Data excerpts
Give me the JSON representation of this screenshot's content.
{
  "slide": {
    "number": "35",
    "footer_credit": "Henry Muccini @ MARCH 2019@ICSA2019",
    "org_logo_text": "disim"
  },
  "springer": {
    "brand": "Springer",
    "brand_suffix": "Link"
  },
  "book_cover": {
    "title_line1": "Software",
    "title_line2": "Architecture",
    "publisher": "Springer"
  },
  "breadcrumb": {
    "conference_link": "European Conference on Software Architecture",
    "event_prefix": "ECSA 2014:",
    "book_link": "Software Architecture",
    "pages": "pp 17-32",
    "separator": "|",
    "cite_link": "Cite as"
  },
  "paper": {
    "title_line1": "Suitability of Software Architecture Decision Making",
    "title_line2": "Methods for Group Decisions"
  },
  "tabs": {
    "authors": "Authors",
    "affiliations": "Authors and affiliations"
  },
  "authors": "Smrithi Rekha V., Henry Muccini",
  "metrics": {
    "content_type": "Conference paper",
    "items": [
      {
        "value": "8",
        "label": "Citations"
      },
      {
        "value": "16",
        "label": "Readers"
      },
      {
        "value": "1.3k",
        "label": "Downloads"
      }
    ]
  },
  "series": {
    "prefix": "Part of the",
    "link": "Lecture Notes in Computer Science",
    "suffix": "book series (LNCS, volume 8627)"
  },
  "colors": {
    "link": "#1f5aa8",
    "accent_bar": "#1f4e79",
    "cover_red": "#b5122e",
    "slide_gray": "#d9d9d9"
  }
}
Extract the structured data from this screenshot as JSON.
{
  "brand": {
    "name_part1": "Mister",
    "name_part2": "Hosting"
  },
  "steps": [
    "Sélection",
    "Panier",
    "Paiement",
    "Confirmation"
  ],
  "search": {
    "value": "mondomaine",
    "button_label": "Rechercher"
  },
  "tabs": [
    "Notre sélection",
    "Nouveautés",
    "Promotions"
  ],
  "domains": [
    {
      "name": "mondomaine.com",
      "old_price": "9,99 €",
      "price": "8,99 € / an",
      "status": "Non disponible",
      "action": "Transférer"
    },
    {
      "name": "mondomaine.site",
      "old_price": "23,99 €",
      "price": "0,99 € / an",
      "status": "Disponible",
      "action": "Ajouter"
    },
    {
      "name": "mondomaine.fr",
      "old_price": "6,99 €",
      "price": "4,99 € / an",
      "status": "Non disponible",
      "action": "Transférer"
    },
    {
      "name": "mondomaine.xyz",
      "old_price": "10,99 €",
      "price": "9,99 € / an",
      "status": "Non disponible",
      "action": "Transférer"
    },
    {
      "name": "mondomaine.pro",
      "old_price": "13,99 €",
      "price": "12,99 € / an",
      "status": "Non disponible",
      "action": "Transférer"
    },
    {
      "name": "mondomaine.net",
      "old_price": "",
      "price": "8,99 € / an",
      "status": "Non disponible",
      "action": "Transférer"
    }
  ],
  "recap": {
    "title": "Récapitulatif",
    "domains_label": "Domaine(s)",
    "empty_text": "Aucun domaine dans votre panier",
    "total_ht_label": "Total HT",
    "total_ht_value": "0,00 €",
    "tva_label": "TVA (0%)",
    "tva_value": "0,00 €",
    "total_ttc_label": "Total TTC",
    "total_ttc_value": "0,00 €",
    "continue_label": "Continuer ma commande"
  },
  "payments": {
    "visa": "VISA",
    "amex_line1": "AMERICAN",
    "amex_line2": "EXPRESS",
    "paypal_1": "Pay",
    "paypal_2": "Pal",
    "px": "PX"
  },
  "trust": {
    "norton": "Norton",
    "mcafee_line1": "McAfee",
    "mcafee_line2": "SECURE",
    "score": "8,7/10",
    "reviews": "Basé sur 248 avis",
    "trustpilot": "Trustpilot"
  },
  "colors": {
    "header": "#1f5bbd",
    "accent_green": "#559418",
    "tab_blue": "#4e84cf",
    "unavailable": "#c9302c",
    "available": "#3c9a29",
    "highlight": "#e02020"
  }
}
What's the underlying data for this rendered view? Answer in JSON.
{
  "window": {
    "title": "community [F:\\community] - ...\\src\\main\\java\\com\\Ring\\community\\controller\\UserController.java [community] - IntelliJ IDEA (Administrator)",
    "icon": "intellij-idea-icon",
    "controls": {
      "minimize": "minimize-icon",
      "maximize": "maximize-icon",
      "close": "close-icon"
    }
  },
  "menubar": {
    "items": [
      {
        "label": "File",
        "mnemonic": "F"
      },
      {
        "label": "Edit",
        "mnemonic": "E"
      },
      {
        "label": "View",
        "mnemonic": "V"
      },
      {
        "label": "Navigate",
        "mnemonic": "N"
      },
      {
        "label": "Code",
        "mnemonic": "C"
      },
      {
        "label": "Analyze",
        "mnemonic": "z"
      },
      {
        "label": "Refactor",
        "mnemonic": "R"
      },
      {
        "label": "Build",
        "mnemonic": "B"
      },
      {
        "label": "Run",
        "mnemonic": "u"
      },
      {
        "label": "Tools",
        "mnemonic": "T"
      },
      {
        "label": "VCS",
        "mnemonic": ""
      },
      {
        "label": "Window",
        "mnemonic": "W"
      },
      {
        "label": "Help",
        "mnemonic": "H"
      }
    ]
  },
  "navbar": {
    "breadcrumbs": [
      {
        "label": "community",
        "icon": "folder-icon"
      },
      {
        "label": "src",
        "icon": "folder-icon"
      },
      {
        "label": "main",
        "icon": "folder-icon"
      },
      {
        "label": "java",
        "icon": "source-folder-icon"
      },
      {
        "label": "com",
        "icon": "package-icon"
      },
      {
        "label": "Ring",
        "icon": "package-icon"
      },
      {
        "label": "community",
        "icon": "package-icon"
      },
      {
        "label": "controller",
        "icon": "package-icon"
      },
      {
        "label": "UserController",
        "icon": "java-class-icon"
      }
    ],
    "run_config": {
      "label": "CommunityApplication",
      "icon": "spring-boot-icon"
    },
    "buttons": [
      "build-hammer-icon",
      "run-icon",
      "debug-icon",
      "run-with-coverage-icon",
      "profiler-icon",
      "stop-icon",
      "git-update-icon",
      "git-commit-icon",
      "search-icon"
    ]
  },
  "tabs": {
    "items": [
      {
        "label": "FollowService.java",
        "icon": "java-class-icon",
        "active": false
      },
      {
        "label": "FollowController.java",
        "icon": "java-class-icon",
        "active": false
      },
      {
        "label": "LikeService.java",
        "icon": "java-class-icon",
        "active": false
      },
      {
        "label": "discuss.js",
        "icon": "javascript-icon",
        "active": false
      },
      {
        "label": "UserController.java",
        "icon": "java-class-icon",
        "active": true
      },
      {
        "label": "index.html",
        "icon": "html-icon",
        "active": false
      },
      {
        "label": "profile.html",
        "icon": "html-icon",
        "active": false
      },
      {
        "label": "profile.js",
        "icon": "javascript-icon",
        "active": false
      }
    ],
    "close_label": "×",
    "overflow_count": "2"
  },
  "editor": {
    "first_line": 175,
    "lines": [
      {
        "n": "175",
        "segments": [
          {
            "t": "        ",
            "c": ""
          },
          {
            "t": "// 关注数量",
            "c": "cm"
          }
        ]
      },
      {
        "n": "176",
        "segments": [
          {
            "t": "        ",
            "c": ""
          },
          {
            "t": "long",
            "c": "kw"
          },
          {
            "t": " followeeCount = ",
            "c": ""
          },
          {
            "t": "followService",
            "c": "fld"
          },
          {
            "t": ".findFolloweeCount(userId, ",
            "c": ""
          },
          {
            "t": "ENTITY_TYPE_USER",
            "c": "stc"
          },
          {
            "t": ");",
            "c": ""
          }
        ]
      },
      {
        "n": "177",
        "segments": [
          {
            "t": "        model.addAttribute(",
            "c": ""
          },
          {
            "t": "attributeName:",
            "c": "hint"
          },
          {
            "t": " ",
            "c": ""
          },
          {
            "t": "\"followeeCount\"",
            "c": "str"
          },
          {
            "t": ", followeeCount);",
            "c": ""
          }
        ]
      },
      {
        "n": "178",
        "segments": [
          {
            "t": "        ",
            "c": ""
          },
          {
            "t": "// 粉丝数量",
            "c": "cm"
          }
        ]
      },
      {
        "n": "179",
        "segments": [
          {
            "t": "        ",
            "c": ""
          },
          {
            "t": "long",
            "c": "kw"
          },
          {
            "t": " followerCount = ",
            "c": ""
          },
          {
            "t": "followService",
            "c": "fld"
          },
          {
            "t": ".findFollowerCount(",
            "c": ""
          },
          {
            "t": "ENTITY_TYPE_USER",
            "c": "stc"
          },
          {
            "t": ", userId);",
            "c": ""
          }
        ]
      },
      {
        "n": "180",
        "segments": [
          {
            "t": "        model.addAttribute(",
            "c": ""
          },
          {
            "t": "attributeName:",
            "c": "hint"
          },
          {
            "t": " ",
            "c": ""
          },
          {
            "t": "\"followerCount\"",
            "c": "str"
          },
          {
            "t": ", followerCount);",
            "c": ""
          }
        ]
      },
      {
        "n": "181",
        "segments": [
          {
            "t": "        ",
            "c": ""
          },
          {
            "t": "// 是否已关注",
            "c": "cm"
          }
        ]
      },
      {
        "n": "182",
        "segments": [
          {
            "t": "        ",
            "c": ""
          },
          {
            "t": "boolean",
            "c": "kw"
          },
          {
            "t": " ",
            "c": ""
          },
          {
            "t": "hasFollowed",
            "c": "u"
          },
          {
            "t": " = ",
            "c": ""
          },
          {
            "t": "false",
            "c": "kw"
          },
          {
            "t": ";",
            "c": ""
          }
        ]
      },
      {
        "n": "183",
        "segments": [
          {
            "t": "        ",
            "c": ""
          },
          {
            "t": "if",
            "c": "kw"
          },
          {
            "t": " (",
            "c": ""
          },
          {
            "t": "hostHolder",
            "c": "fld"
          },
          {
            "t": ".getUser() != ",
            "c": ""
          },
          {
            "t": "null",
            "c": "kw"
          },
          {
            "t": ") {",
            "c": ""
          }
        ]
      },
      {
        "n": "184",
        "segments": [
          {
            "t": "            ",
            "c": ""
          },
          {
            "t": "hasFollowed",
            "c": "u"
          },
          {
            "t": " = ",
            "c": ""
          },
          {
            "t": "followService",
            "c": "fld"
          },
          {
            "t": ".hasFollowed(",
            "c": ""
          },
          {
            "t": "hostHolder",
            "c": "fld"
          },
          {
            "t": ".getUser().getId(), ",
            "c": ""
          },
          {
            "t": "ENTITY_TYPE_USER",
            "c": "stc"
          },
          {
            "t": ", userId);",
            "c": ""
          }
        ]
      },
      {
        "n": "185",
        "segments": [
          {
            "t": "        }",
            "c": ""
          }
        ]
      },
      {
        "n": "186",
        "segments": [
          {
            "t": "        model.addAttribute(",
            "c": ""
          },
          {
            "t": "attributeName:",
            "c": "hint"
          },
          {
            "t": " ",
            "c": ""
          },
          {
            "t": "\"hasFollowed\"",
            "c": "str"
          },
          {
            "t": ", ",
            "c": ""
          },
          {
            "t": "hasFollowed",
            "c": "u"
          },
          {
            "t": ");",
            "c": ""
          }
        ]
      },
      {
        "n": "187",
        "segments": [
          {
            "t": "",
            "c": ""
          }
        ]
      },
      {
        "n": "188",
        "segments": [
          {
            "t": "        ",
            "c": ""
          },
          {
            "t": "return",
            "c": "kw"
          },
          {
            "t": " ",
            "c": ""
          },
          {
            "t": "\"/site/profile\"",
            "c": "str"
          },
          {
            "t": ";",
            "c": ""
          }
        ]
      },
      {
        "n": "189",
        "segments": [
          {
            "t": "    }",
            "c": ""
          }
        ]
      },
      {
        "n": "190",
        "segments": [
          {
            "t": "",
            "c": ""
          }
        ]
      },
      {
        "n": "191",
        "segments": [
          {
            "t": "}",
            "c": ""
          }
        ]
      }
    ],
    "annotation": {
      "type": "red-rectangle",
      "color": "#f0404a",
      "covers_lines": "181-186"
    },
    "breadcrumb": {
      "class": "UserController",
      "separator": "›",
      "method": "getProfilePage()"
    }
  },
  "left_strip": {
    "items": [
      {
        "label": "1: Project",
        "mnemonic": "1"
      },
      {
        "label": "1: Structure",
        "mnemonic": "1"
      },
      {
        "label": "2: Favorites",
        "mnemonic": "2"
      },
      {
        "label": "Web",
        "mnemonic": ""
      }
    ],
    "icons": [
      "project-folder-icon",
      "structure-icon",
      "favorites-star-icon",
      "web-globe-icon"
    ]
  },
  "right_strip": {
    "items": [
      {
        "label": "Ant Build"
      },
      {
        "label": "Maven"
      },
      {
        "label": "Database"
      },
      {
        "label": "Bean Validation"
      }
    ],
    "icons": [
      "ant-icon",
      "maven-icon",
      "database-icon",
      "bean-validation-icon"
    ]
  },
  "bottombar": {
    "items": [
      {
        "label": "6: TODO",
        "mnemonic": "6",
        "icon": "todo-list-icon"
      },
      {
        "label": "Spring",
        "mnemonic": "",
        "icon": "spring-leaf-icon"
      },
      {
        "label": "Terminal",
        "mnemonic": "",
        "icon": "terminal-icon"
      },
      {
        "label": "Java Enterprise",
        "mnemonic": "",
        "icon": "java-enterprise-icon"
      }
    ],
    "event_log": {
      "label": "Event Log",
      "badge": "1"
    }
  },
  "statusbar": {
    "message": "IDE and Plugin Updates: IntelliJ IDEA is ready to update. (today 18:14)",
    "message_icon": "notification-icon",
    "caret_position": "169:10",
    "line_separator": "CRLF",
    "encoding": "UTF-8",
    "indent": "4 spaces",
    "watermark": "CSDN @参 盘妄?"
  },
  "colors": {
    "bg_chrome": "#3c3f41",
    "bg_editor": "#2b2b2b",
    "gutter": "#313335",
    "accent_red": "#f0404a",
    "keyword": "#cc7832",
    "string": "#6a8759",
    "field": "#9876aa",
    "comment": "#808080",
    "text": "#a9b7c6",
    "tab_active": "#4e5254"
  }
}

(What needs to be done) In the records, locate each line holding the string "JSON" and copy it.

(Full response)
Give me the JSON representation of this screenshot's content.
Extract the structured data from this screenshot as JSON.
What's the underlying data for this rendered view? Answer in JSON.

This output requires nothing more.